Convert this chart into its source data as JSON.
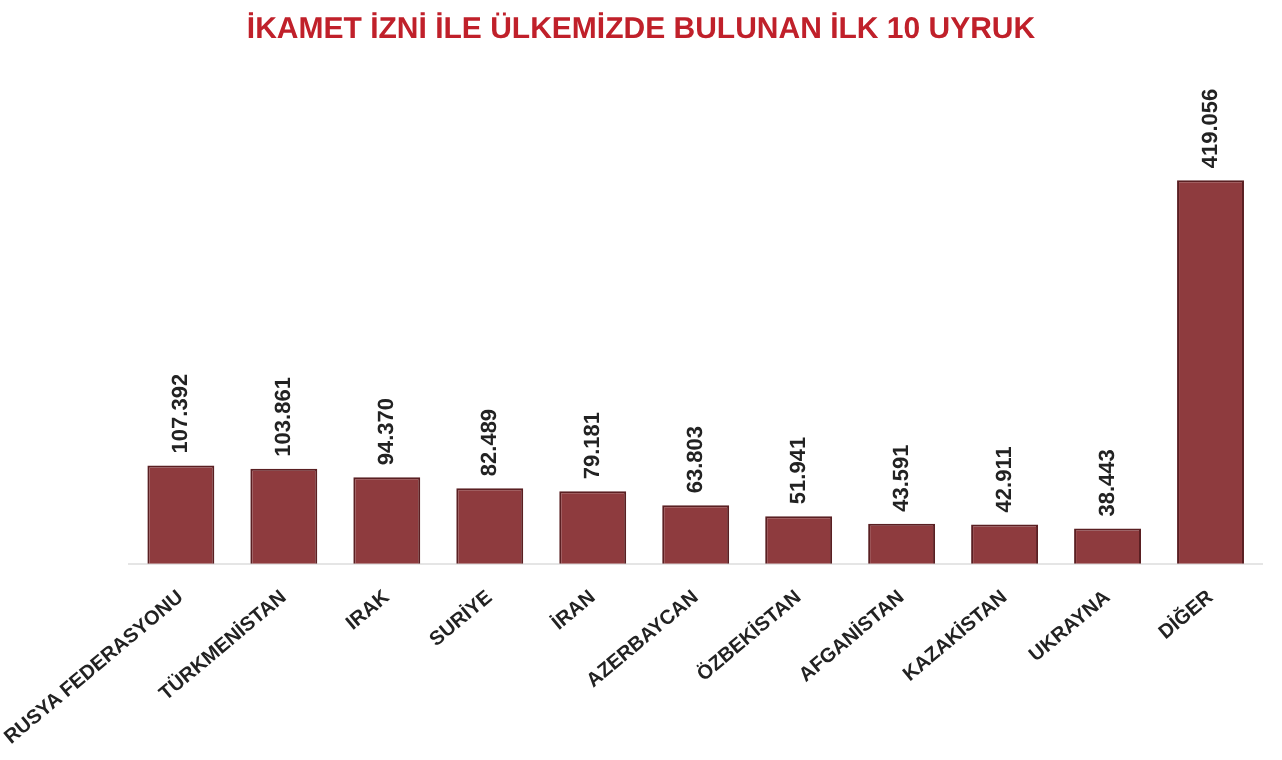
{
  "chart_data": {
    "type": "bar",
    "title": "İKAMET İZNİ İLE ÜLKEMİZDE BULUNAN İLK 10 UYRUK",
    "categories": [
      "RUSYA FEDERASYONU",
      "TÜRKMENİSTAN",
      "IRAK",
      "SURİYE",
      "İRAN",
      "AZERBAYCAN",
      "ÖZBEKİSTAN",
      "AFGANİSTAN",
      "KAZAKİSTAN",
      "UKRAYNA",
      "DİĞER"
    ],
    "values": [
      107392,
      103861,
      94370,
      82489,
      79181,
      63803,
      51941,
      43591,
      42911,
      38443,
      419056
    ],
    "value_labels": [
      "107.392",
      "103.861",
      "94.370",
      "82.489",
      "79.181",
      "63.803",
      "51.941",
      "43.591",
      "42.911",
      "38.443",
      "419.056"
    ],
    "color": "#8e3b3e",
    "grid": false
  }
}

■ ■ ■ ■

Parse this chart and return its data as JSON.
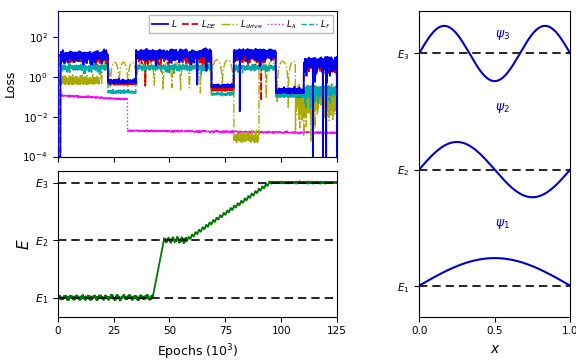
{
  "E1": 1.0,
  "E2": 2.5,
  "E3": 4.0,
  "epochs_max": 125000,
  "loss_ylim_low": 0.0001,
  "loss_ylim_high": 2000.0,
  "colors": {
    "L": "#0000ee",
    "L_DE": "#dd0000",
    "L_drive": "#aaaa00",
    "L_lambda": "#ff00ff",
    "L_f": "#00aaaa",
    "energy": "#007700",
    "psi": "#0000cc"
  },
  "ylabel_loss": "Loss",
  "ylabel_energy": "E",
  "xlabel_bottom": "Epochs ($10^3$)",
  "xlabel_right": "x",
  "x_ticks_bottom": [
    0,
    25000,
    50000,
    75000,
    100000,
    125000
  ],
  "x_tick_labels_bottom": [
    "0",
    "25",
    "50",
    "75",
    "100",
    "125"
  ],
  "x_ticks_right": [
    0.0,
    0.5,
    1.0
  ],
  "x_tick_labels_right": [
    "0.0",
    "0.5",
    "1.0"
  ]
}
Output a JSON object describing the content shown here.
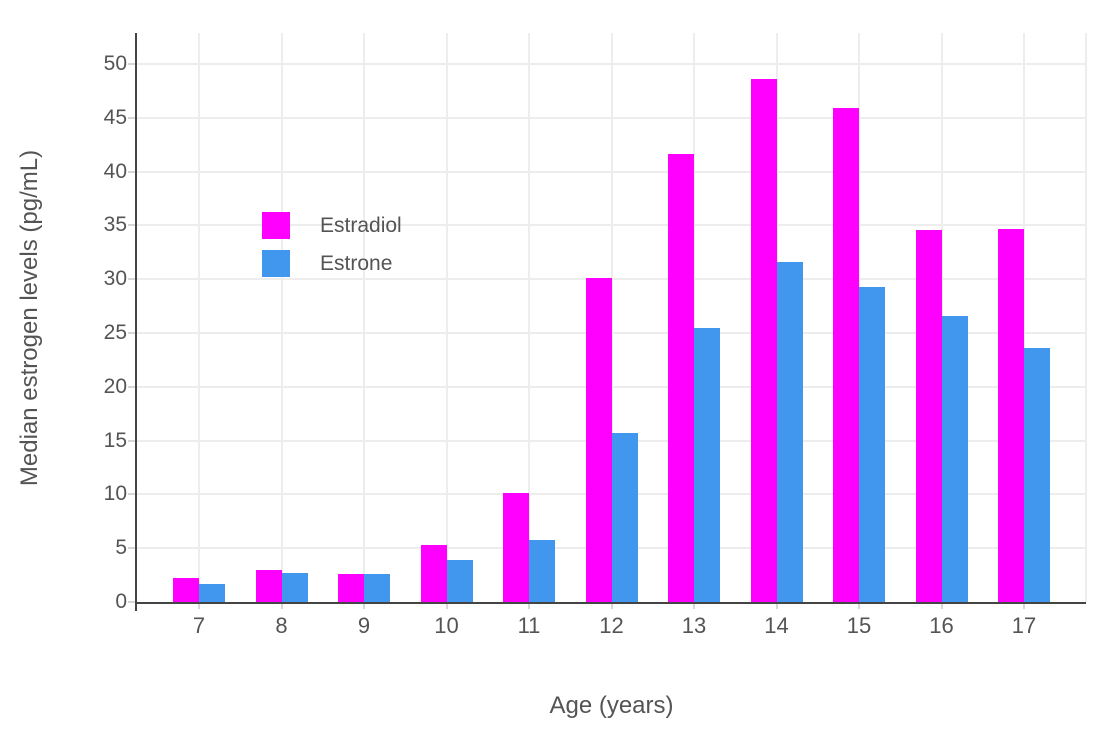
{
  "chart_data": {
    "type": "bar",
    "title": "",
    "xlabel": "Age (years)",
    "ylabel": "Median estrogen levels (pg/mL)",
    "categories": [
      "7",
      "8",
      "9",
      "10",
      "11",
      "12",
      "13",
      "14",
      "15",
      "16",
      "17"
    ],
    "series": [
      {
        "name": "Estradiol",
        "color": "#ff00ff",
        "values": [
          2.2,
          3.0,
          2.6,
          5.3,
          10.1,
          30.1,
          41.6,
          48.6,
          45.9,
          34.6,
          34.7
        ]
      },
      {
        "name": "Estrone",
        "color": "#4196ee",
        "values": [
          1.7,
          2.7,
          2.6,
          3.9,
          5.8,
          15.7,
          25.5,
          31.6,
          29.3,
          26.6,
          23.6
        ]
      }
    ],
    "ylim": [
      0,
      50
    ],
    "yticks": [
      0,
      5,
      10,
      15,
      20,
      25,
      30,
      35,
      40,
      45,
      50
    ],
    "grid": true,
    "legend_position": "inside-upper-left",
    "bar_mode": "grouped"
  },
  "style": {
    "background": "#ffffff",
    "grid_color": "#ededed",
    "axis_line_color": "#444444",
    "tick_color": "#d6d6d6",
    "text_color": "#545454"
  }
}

■ ■ ■ ■

» **Exercise details**
Copy each line holding the word "this" from the listing above.

» **Solution to the exercise**
Convert this chart into its source data as JSON.
Parse this chart and return its data as JSON.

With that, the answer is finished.